··· Information shown ···

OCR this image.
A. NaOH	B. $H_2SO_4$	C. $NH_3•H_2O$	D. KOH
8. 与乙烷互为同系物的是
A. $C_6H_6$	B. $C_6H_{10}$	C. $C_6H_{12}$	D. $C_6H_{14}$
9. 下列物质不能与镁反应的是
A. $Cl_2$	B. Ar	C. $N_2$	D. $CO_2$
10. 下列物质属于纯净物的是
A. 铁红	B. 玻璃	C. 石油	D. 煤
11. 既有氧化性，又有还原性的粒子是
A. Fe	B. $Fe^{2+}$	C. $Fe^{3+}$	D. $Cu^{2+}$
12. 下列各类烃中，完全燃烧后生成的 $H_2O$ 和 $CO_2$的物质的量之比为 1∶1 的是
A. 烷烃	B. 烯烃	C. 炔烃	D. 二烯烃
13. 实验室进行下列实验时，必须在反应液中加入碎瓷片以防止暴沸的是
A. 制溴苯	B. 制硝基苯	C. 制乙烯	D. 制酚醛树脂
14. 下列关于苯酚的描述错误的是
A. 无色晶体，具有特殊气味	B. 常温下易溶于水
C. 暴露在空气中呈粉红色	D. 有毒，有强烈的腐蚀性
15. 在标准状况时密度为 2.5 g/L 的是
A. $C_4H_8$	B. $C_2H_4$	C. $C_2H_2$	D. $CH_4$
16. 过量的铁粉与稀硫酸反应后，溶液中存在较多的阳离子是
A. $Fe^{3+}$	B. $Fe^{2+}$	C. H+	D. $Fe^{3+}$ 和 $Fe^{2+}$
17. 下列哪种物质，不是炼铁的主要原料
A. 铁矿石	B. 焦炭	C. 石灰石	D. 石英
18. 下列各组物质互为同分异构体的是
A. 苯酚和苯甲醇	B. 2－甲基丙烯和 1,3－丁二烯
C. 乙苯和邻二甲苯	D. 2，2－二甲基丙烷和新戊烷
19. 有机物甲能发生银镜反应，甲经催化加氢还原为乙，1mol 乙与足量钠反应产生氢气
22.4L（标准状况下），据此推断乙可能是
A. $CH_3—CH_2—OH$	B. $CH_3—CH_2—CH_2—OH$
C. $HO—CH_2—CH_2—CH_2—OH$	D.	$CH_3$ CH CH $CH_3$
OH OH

···

Write out all the lines again, exactly as they are.

■ **The output**:
OCR this image.
A. NaOH	B. $H_2SO_4$	C. $NH_3•H_2O$	D. KOH
8. 与乙烷互为同系物的是
A. $C_6H_6$	B. $C_6H_{10}$	C. $C_6H_{12}$	D. $C_6H_{14}$
9. 下列物质不能与镁反应的是
A. $Cl_2$	B. Ar	C. $N_2$	D. $CO_2$
10. 下列物质属于纯净物的是
A. 铁红	B. 玻璃	C. 石油	D. 煤
11. 既有氧化性，又有还原性的粒子是
A. Fe	B. $Fe^{2+}$	C. $Fe^{3+}$	D. $Cu^{2+}$
12. 下列各类烃中，完全燃烧后生成的 $H_2O$ 和 $CO_2$的物质的量之比为 1∶1 的是
A. 烷烃	B. 烯烃	C. 炔烃	D. 二烯烃
13. 实验室进行下列实验时，必须在反应液中加入碎瓷片以防止暴沸的是
A. 制溴苯	B. 制硝基苯	C. 制乙烯	D. 制酚醛树脂
14. 下列关于苯酚的描述错误的是
A. 无色晶体，具有特殊气味	B. 常温下易溶于水
C. 暴露在空气中呈粉红色	D. 有毒，有强烈的腐蚀性
15. 在标准状况时密度为 2.5 g/L 的是
A. $C_4H_8$	B. $C_2H_4$	C. $C_2H_2$	D. $CH_4$
16. 过量的铁粉与稀硫酸反应后，溶液中存在较多的阳离子是
A. $Fe^{3+}$	B. $Fe^{2+}$	C. H+	D. $Fe^{3+}$ 和 $Fe^{2+}$
17. 下列哪种物质，不是炼铁的主要原料
A. 铁矿石	B. 焦炭	C. 石灰石	D. 石英
18. 下列各组物质互为同分异构体的是
A. 苯酚和苯甲醇	B. 2－甲基丙烯和 1,3－丁二烯
C. 乙苯和邻二甲苯	D. 2，2－二甲基丙烷和新戊烷
19. 有机物甲能发生银镜反应，甲经催化加氢还原为乙，1mol 乙与足量钠反应产生氢气
22.4L（标准状况下），据此推断乙可能是
A. $CH_3—CH_2—OH$	B. $CH_3—CH_2—CH_2—OH$
C. $HO—CH_2—CH_2—CH_2—OH$	D.	$CH_3$ CH CH $CH_3$
OH OH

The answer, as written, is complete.